Please state, from the text about the Pontcallec gwerz, where the Marquis de Pontcallec was beheaded.

*** Reading text

This gwerz tells the story of the Marquis de Pontcallec (1679–1720), beheaded on the Place du Bouffay in Nantes in 1720 as the leader of a Breton conspiracy against France. It is divided into four parts:

- the first part introduces the story and recounts the attachment of the people to their young marquis.
- the second recounts the denunciation of Pontcallec.
- the following part narrates the arrest of the marquis, his journey to Nantes, and his judgment.
- the last part describes the sadness of the population at the announcement of the death of the hero, through the reaction of the rector of Berné, in which parish the château of Pontcallec lies.

******
*** Stored rows

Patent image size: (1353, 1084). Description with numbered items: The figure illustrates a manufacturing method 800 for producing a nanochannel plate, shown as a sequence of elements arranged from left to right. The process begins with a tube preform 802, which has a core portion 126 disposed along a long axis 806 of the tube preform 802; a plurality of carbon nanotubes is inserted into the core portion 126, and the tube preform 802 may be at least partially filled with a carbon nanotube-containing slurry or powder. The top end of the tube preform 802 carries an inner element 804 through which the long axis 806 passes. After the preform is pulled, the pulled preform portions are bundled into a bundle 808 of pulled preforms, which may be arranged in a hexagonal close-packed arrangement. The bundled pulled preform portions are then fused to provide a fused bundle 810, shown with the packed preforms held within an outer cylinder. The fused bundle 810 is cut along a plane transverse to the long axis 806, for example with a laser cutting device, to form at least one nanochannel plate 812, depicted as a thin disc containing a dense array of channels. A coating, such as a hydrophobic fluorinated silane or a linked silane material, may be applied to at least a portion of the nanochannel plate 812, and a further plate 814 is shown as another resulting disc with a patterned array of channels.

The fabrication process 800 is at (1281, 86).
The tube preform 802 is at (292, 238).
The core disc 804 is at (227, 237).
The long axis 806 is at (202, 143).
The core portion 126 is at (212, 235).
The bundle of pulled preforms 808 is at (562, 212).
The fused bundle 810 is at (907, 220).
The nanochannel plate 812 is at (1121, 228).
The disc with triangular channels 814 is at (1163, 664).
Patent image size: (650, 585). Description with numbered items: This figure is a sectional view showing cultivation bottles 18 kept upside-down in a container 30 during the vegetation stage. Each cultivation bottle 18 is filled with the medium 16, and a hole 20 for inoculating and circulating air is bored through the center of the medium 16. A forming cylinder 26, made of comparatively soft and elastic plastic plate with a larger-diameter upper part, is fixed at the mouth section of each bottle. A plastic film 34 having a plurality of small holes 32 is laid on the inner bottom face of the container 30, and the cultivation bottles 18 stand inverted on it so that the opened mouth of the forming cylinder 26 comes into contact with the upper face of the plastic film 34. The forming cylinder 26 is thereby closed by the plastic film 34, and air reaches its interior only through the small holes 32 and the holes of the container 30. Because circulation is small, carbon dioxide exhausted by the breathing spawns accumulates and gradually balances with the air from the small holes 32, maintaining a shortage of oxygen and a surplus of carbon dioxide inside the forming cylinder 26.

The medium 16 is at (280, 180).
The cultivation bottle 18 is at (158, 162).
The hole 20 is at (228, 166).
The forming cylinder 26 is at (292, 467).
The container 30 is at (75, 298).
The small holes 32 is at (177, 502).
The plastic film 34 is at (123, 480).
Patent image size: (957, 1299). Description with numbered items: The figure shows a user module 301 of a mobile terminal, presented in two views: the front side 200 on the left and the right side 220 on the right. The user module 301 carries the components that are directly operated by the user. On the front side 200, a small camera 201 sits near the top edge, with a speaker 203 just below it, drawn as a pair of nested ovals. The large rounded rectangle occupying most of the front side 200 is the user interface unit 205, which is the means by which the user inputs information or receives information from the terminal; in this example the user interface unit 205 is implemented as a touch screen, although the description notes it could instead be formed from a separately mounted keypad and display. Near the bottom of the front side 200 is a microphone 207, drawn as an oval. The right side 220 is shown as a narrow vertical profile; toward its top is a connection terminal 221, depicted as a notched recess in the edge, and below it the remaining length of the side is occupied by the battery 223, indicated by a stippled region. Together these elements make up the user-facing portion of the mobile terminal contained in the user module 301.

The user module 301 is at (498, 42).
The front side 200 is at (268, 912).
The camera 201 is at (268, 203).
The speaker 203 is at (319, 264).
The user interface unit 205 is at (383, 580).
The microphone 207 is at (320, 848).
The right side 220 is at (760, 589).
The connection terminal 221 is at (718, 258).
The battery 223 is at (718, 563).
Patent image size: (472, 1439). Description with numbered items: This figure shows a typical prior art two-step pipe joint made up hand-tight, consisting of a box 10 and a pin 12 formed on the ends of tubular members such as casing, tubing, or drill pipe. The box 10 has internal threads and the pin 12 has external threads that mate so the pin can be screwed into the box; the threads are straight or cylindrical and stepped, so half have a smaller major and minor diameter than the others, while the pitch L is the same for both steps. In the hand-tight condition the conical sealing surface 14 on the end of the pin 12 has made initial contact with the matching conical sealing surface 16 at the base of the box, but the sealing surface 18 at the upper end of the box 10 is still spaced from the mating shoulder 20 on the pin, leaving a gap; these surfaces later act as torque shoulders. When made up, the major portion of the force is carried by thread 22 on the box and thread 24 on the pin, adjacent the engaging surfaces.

******

**Answer below**
On the Place du Bouffay in Nantes.